▸ Problem details
Leave out the pictures and repeat everything else in the records exactly.

** Begin **

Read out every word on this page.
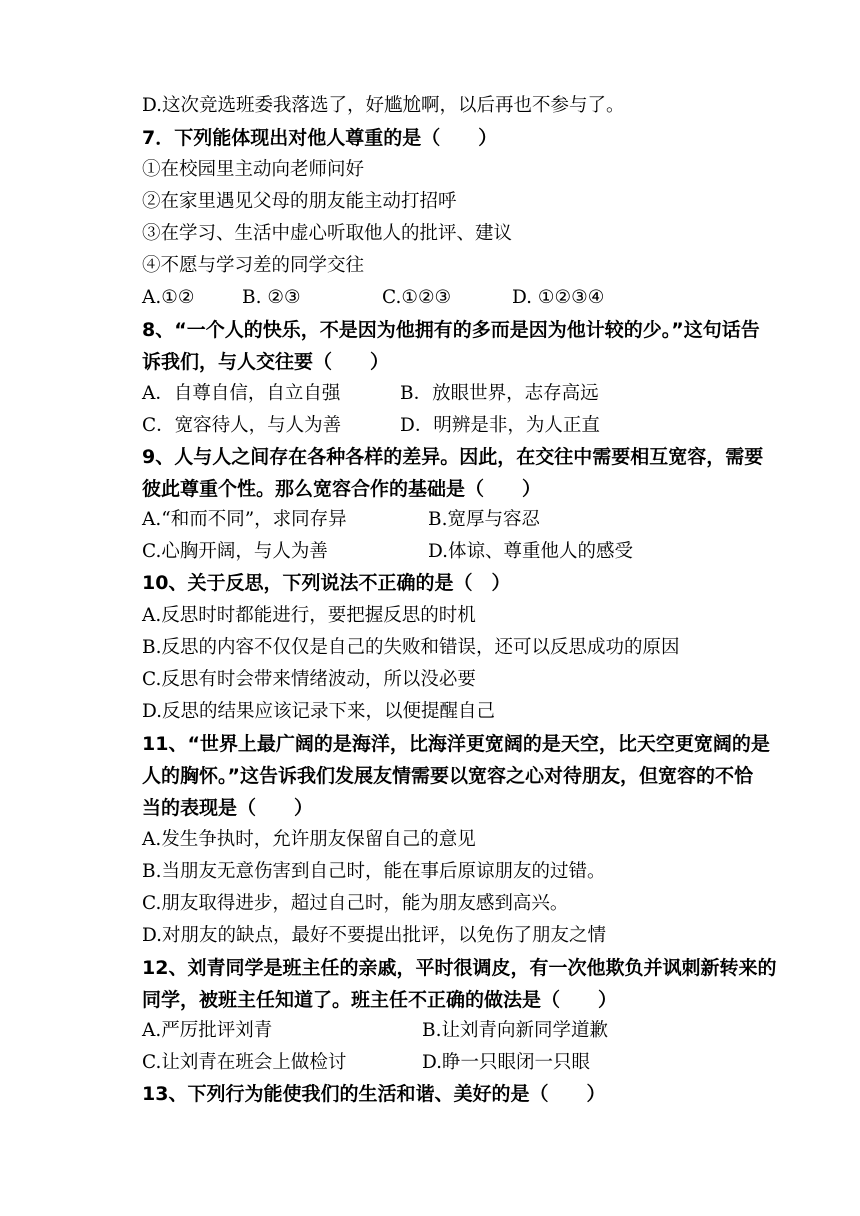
D.这次竞选班委我落选了，好尴尬啊，以后再也不参与了。
7．下列能体现出对他人尊重的是（　　）
①在校园里主动向老师问好
②在家里遇见父母的朋友能主动打招呼
③在学习、生活中虚心听取他人的批评、建议
④不愿与学习差的同学交往
A.①②	B. ②③	C.①②③	D. ①②③④
8、“一个人的快乐，不是因为他拥有的多而是因为他计较的少。”这句话告
诉我们，与人交往要（　　）
A．自尊自信，自立自强	B．放眼世界，志存高远
C．宽容待人，与人为善	D．明辨是非，为人正直
9、人与人之间存在各种各样的差异。因此，在交往中需要相互宽容，需要
彼此尊重个性。那么宽容合作的基础是（　　）
A.“和而不同”，求同存异	B.宽厚与容忍
C.心胸开阔，与人为善	D.体谅、尊重他人的感受
10、关于反思，下列说法不正确的是（　）
A.反思时时都能进行，要把握反思的时机
B.反思的内容不仅仅是自己的失败和错误，还可以反思成功的原因
C.反思有时会带来情绪波动，所以没必要
D.反思的结果应该记录下来，以便提醒自己
11、“世界上最广阔的是海洋，比海洋更宽阔的是天空，比天空更宽阔的是
人的胸怀。”这告诉我们发展友情需要以宽容之心对待朋友，但宽容的不恰
当的表现是（　　）
A.发生争执时，允许朋友保留自己的意见
B.当朋友无意伤害到自己时，能在事后原谅朋友的过错。
C.朋友取得进步，超过自己时，能为朋友感到高兴。
D.对朋友的缺点，最好不要提出批评，以免伤了朋友之情
12、刘青同学是班主任的亲戚，平时很调皮，有一次他欺负并讽刺新转来的
同学，被班主任知道了。班主任不正确的做法是（　　）
A.严厉批评刘青	B.让刘青向新同学道歉
C.让刘青在班会上做检讨	D.睁一只眼闭一只眼
13、下列行为能使我们的生活和谐、美好的是（　　）
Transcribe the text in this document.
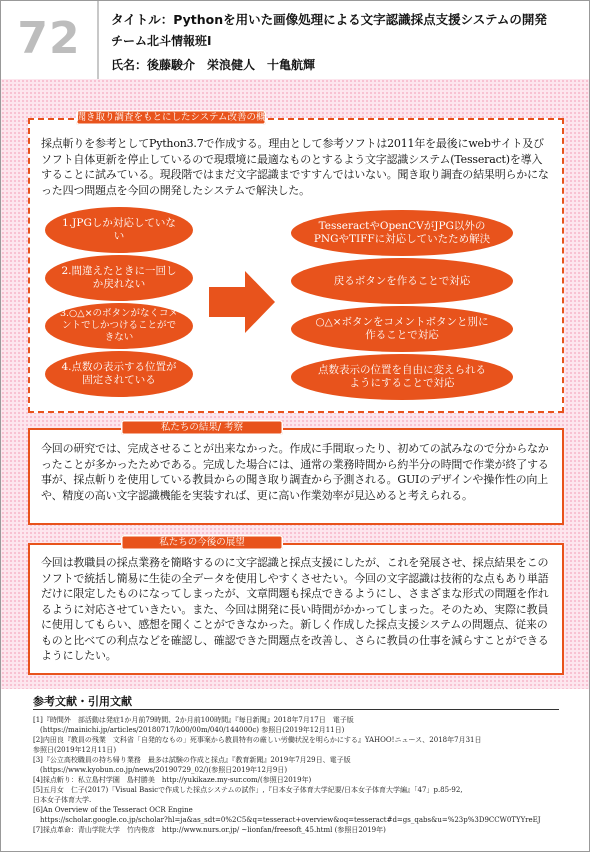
72 タイトル：Pythonを用いた画像処理による文字認識採点支援システムの開発
チーム北斗情報班Ⅰ
氏名：後藤駿介　栄浪健人　十亀航輝
聞き取り調査をもとにしたシステム改善の概要
採点斬りを参考としてPython3.7で作成する。理由として参考ソフトは2011年を最後にwebサイト及びソフト自体更新を停止しているので現環境に最適なものとするよう文字認識システム(Tesseract)を導入することに試みている。現段階ではまだ文字認識まですすんではいない。聞き取り調査の結果明らかになった四つ問題点を今回の開発したシステムで解決した。
1.JPGしか対応していない
2.間違えたときに一回しか戻れない
3.○△×のボタンがなくコメントでしかつけることができない
4.点数の表示する位置が固定されている
TesseractやOpenCVがJPG以外のPNGやTIFFに対応していたため解決
戻るボタンを作ることで対応
○△×ボタンをコメントボタンと別に作ることで対応
点数表示の位置を自由に変えられるようにすることで対応
私たちの結果/ 考察
今回の研究では、完成させることが出来なかった。作成に手間取ったり、初めての試みなので分からなかったことが多かったためである。完成した場合には、通常の業務時間から約半分の時間で作業が終了する事が、採点斬りを使用している教員からの聞き取り調査から予測される。GUIのデザインや操作性の向上や、精度の高い文字認識機能を実装すれば、更に高い作業効率が見込めると考えられる。
私たちの今後の展望
今回は教職員の採点業務を簡略するのに文字認識と採点支援にしたが、これを発展させ、採点結果をこのソフトで統括し簡易に生徒の全データを使用しやすくさせたい。今回の文字認識は技術的な点もあり単語だけに限定したものになってしまったが、文章問題も採点できるようにし、さまざまな形式の問題を作れるように対応させていきたい。また、今回は開発に長い時間がかかってしまった。そのため、実際に教員に使用してもらい、感想を聞くことができなかった。新しく作成した採点支援システムの問題点、従来のものと比べての利点などを確認し、確認できた問題点を改善し、さらに教員の仕事を減らすことができるようにしたい。
参考文献・引用文献
[1]『時間外　部活動は発症1か月前79時間、2か月前100時間』『毎日新聞』2018年7月17日　電子版
　(https://mainichi.jp/articles/20180717/k00/00m/040/144000c) 参照日(2019年12月11日)
[2]内田良『教員の残業　文科省「自発的なもの」死事案から教員特有の厳しい労働状況を明らかにする』YAHOO!ニュース、2018年7月31日
参照日(2019年12月11日)
[3]『公立高校職員の持ち帰り業務　最多は試験の作成と採点』『教育新聞』2019年7月29日、電子版
　(https://www.kyobun.co.jp/news/20190729_02/)(参照日2019年12月9日)
[4]採点斬り：私立島村学園　島村勝美　http://yukikaze.my-sur.com/(参照日2019年)
[5]五月女　仁子(2017)「Visual Basicで作成した採点システムの試作」,『日本女子体育大学紀要/日本女子体育大学編』「47」p.85-92,
日本女子体育大学.
[6]An Overview of the Tesseract OCR Engine
　https://scholar.google.co.jp/scholar?hl=ja&as_sdt=0%2C5&q=tesseract+overview&oq=tesseract#d=gs_qabs&u=%23p%3D9CCW0TYYreEJ
[7]採点革命：青山学院大学　竹内俊彦　http://www.nurs.or.jp/ ~lionfan/freesoft_45.html (参照日2019年)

** End **

▸ Exercise response
Read out every word on this page.
D.这次竞选班委我落选了，好尴尬啊，以后再也不参与了。
7．下列能体现出对他人尊重的是（　　）
①在校园里主动向老师问好
②在家里遇见父母的朋友能主动打招呼
③在学习、生活中虚心听取他人的批评、建议
④不愿与学习差的同学交往
A.①②	B. ②③	C.①②③	D. ①②③④
8、“一个人的快乐，不是因为他拥有的多而是因为他计较的少。”这句话告
诉我们，与人交往要（　　）
A．自尊自信，自立自强	B．放眼世界，志存高远
C．宽容待人，与人为善	D．明辨是非，为人正直
9、人与人之间存在各种各样的差异。因此，在交往中需要相互宽容，需要
彼此尊重个性。那么宽容合作的基础是（　　）
A.“和而不同”，求同存异	B.宽厚与容忍
C.心胸开阔，与人为善	D.体谅、尊重他人的感受
10、关于反思，下列说法不正确的是（　）
A.反思时时都能进行，要把握反思的时机
B.反思的内容不仅仅是自己的失败和错误，还可以反思成功的原因
C.反思有时会带来情绪波动，所以没必要
D.反思的结果应该记录下来，以便提醒自己
11、“世界上最广阔的是海洋，比海洋更宽阔的是天空，比天空更宽阔的是
人的胸怀。”这告诉我们发展友情需要以宽容之心对待朋友，但宽容的不恰
当的表现是（　　）
A.发生争执时，允许朋友保留自己的意见
B.当朋友无意伤害到自己时，能在事后原谅朋友的过错。
C.朋友取得进步，超过自己时，能为朋友感到高兴。
D.对朋友的缺点，最好不要提出批评，以免伤了朋友之情
12、刘青同学是班主任的亲戚，平时很调皮，有一次他欺负并讽刺新转来的
同学，被班主任知道了。班主任不正确的做法是（　　）
A.严厉批评刘青	B.让刘青向新同学道歉
C.让刘青在班会上做检讨	D.睁一只眼闭一只眼
13、下列行为能使我们的生活和谐、美好的是（　　）
Transcribe the text in this document.
72 タイトル：Pythonを用いた画像処理による文字認識採点支援システムの開発
チーム北斗情報班Ⅰ
氏名：後藤駿介　栄浪健人　十亀航輝
聞き取り調査をもとにしたシステム改善の概要
採点斬りを参考としてPython3.7で作成する。理由として参考ソフトは2011年を最後にwebサイト及びソフト自体更新を停止しているので現環境に最適なものとするよう文字認識システム(Tesseract)を導入することに試みている。現段階ではまだ文字認識まですすんではいない。聞き取り調査の結果明らかになった四つ問題点を今回の開発したシステムで解決した。
1.JPGしか対応していない
2.間違えたときに一回しか戻れない
3.○△×のボタンがなくコメントでしかつけることができない
4.点数の表示する位置が固定されている
TesseractやOpenCVがJPG以外のPNGやTIFFに対応していたため解決
戻るボタンを作ることで対応
○△×ボタンをコメントボタンと別に作ることで対応
点数表示の位置を自由に変えられるようにすることで対応
私たちの結果/ 考察
今回の研究では、完成させることが出来なかった。作成に手間取ったり、初めての試みなので分からなかったことが多かったためである。完成した場合には、通常の業務時間から約半分の時間で作業が終了する事が、採点斬りを使用している教員からの聞き取り調査から予測される。GUIのデザインや操作性の向上や、精度の高い文字認識機能を実装すれば、更に高い作業効率が見込めると考えられる。
私たちの今後の展望
今回は教職員の採点業務を簡略するのに文字認識と採点支援にしたが、これを発展させ、採点結果をこのソフトで統括し簡易に生徒の全データを使用しやすくさせたい。今回の文字認識は技術的な点もあり単語だけに限定したものになってしまったが、文章問題も採点できるようにし、さまざまな形式の問題を作れるように対応させていきたい。また、今回は開発に長い時間がかかってしまった。そのため、実際に教員に使用してもらい、感想を聞くことができなかった。新しく作成した採点支援システムの問題点、従来のものと比べての利点などを確認し、確認できた問題点を改善し、さらに教員の仕事を減らすことができるようにしたい。
参考文献・引用文献
[1]『時間外　部活動は発症1か月前79時間、2か月前100時間』『毎日新聞』2018年7月17日　電子版
　(https://mainichi.jp/articles/20180717/k00/00m/040/144000c) 参照日(2019年12月11日)
[2]内田良『教員の残業　文科省「自発的なもの」死事案から教員特有の厳しい労働状況を明らかにする』YAHOO!ニュース、2018年7月31日
参照日(2019年12月11日)
[3]『公立高校職員の持ち帰り業務　最多は試験の作成と採点』『教育新聞』2019年7月29日、電子版
　(https://www.kyobun.co.jp/news/20190729_02/)(参照日2019年12月9日)
[4]採点斬り：私立島村学園　島村勝美　http://yukikaze.my-sur.com/(参照日2019年)
[5]五月女　仁子(2017)「Visual Basicで作成した採点システムの試作」,『日本女子体育大学紀要/日本女子体育大学編』「47」p.85-92,
日本女子体育大学.
[6]An Overview of the Tesseract OCR Engine
　https://scholar.google.co.jp/scholar?hl=ja&as_sdt=0%2C5&q=tesseract+overview&oq=tesseract#d=gs_qabs&u=%23p%3D9CCW0TYYreEJ
[7]採点革命：青山学院大学　竹内俊彦　http://www.nurs.or.jp/ ~lionfan/freesoft_45.html (参照日2019年)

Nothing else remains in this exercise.